• _Set exercise_
Identify all lines in the listing that include the word "image", and copy them out.

• _Data supplied_

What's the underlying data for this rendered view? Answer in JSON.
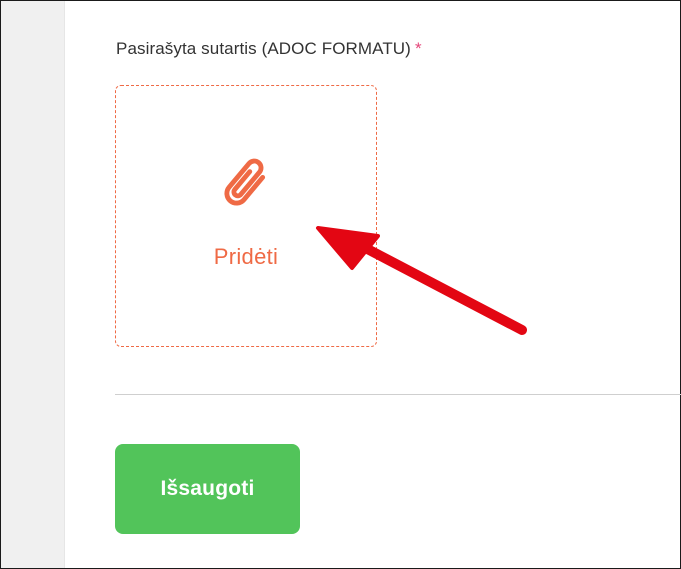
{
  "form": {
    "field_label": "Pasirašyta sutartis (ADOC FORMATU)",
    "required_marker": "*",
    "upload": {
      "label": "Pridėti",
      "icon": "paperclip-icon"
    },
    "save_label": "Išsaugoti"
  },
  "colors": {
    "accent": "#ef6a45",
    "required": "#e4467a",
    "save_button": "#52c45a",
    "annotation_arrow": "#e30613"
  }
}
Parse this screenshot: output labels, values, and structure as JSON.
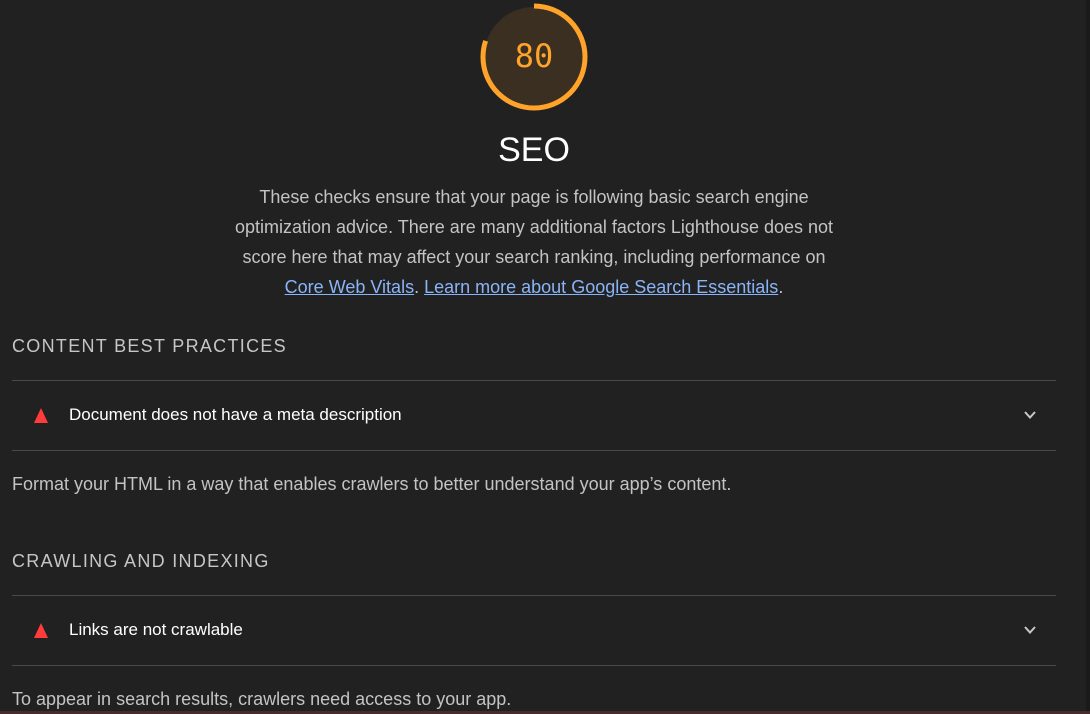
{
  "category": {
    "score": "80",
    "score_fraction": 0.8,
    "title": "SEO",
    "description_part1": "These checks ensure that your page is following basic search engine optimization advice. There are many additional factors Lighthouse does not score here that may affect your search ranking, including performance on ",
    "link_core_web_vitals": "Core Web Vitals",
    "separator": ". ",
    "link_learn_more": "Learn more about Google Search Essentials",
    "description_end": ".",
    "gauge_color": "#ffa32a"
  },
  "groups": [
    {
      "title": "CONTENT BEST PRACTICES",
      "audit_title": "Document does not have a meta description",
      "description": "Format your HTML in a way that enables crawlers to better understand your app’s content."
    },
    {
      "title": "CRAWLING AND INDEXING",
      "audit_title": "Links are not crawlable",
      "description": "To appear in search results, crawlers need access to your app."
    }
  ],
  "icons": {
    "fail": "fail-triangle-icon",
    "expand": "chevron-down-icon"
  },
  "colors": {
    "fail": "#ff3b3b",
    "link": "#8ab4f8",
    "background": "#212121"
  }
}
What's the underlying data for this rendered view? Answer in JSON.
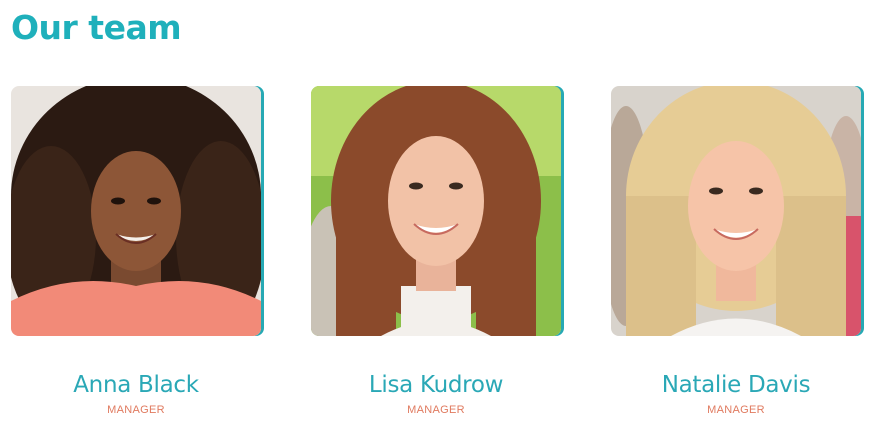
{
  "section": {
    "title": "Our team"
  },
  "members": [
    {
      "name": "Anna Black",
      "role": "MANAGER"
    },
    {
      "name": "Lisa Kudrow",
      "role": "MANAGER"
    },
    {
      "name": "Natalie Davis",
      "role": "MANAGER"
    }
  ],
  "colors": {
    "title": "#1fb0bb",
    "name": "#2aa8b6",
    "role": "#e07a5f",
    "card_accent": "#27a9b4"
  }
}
==
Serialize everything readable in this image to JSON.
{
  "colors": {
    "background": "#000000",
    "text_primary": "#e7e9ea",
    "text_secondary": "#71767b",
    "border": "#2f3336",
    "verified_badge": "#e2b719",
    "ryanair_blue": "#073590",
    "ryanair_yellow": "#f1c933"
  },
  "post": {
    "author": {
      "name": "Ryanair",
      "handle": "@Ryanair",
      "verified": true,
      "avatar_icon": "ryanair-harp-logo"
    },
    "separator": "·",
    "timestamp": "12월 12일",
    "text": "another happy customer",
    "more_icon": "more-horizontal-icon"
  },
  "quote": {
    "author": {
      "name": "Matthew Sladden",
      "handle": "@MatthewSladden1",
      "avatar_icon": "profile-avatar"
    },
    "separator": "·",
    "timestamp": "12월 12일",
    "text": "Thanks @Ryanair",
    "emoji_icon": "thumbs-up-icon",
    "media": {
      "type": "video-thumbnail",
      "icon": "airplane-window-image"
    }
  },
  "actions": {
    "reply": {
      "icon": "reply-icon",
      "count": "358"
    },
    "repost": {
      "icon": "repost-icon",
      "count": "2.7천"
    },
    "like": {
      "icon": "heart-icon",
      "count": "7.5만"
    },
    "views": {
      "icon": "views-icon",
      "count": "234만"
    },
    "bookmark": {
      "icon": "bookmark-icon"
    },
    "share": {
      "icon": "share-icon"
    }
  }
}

• _Reply_
Serialize everything readable in this image to JSON.
      "icon": "airplane-window-image"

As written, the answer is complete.